**Brief**
In the wordcloud thread below, explain when GroupedColorFunc gives a word its default color instead of one of the mapped colors.

**Text shown**
================================

I am generating a wordcloud from a term-frequency dictionary and got this:
by using the following wordcloud parameters:
wordcloud = WordCloud(
width=667,
height=375,
font_path="resources/NotoSerif-SemiBold.ttf",
prefer_horizontal=1,
max_words=20,
background_color="whitesmoke",
min_font_size=11,
max_font_size=64,
).generate_from_frequencies(freqdict)
What I'm really not achieving are the Colour and Size scheme they request according to these specs: can any of you come to at least some approximation of what they want? Thank you
Using color_func
as mentioned in the comments, and borrowing from the more common online examples of how to work with color_func
(Like this example or this stackoverflow question) you can get pretty close to the color scheme that has been asked for especially after switching this to your data and your font.
from wordcloud import (WordCloud, get_single_color_func)
import matplotlib.pyplot as plt
class GroupedColorFunc(object):
"""Create a color function object which assigns DIFFERENT SHADES of
specified colors to certain words based on the words font size using a font-size range specified in a dictionary.
Uses wordcloud.get_single_color_func
Parameters
----------
color_to_font_size : dict(str -> list(str))
A dictionary that maps a color to a list containing the min and max font size.
default_color : str
Color that will be assigned to a word that's not a member
of any value from color_to_words.
"""
def __init__(self, color_to_font_size , default_color):
self.color_func_to_words = [
(get_single_color_func(color), list(font_size_range))
for (color, font_size_range) in color_to_font_size.items()]
print([(color_func, font_size_range) for (color_func, font_size_range) in self.color_func_to_words])
self.default_color_func = get_single_color_func(default_color)
def get_color_func(self, word, font_size):
"""Returns a single_color_func associated with the word"""
try:
color_func = next(
color_func for (color_func, font_size_range) in self.color_func_to_words
if (font_size >= font_size_range[0] and font_size <= font_size_range[1]))
except StopIteration:
color_func = self.default_color_func
return color_func
def __call__(self, word, font_size, **kwargs):
return self.get_color_func(word, font_size)(word, font_size, **kwargs)
text = """The Zen of Python, by Tim Peters
Beautiful is better than ugly.
Explicit is better than implicit.
Simple is better than complex.
Complex is better than complicated.
Flat is better than nested.
Sparse is better than dense.
Readability counts.
Special cases aren't special enough to break the rules.
Although practicality beats purity.
Errors should never pass silently.
Unless explicitly silenced.
In the face of ambiguity, refuse the temptation to guess.
There should be one-- and preferably only one --obvious way to do it.
Although that way may not be obvious at first unless you're Dutch.
Now is better than never.
Although never is often better than *right* now.
If the implementation is hard to explain, it's a bad idea.
If the implementation is easy to explain, it may be a good idea.

================================

**Information supplied**
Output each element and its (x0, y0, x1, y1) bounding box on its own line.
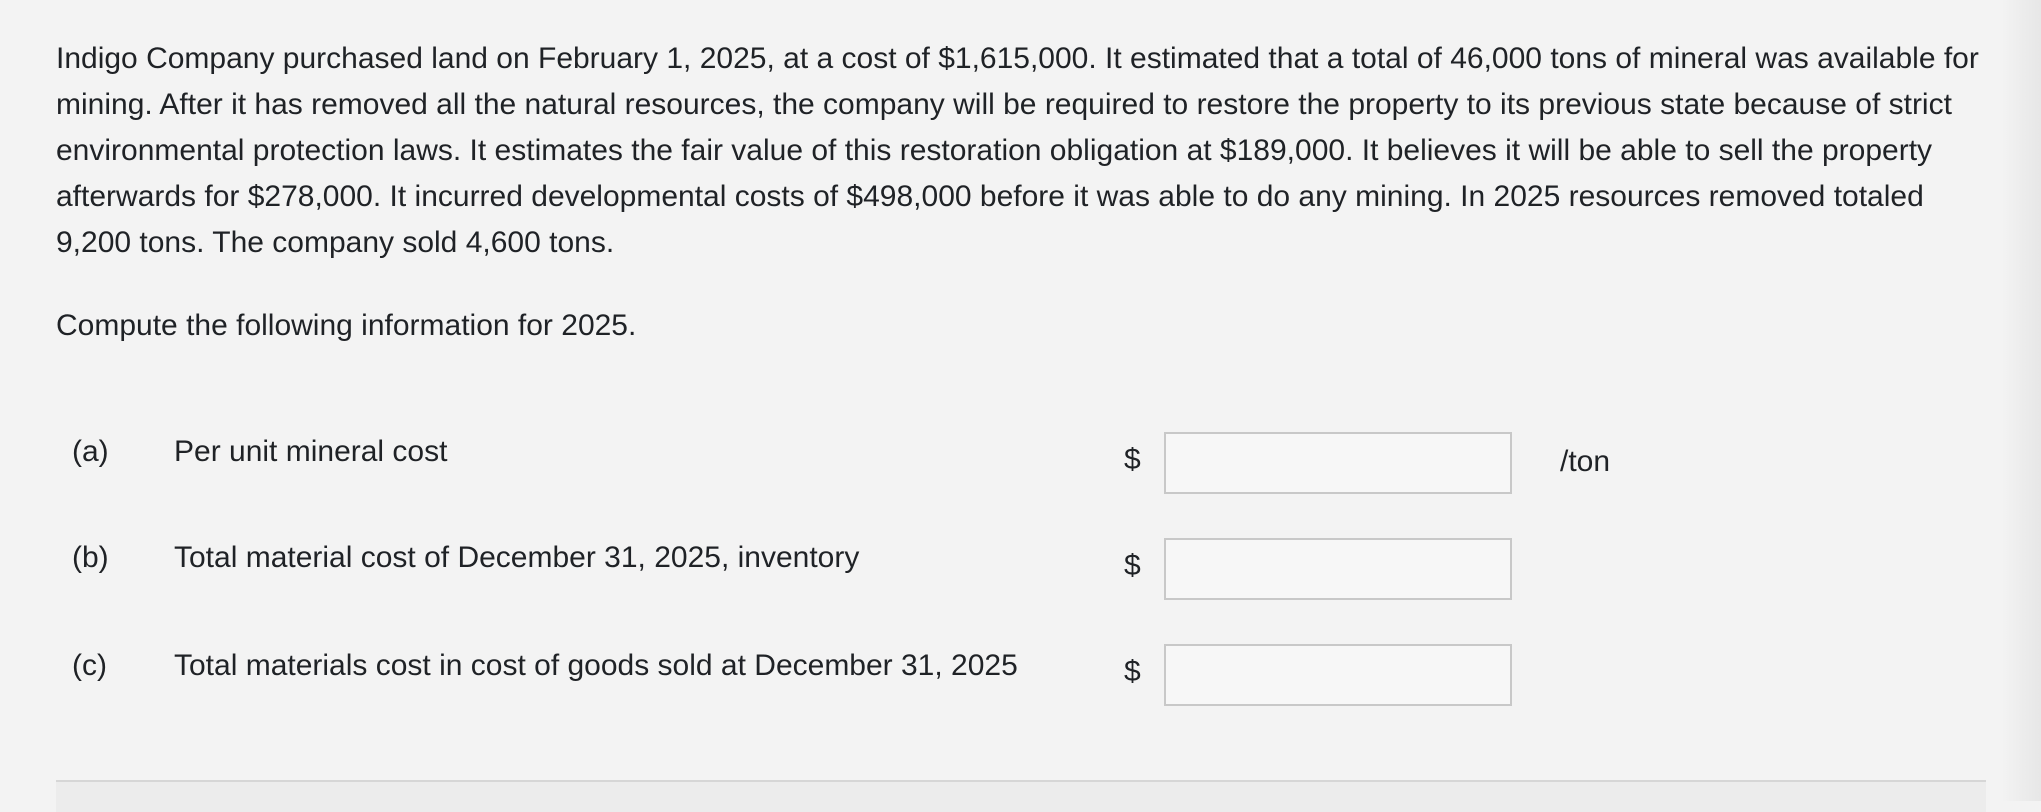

================================

**Solution to the exercise**
A word gets the default color when its font size falls outside every min–max range in the color-to-font-size dictionary. In that case the search in get_color_func raises StopIteration, and the code falls back to default_color_func, which is built from default_color.